• _YOUR INSTRUCTIONS_:
Report how many lines hold the string "struck". Give the number and nothing else.

Dataset items
_ _ _

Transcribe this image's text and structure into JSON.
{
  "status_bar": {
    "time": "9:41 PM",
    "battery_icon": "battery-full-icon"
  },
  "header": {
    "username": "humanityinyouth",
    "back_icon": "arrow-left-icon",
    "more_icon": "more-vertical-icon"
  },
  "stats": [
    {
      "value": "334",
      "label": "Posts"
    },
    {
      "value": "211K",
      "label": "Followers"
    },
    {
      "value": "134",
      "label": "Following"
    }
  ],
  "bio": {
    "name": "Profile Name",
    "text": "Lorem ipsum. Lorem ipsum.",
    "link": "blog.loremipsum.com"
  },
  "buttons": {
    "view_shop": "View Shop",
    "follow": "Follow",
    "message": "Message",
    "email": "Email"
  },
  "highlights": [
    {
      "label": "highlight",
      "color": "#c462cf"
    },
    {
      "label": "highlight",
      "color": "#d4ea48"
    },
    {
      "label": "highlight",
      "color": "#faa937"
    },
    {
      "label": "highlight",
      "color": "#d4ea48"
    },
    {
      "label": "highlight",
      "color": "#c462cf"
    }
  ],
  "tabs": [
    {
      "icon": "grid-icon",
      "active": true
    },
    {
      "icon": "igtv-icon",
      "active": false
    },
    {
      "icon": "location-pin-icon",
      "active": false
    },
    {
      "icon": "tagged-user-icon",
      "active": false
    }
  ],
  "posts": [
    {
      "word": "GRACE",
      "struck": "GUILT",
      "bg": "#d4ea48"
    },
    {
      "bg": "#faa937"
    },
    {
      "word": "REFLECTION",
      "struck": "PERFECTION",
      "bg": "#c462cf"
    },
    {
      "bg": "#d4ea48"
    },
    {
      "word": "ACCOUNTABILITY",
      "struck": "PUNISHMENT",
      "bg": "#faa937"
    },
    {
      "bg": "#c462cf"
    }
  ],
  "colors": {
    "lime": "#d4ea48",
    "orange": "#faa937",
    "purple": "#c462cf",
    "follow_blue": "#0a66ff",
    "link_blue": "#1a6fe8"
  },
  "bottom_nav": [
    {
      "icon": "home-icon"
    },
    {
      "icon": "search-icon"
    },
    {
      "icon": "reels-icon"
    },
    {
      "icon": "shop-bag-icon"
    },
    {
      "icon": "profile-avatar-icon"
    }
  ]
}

_ _ _

• _EXERCISE OUTPUT_:
3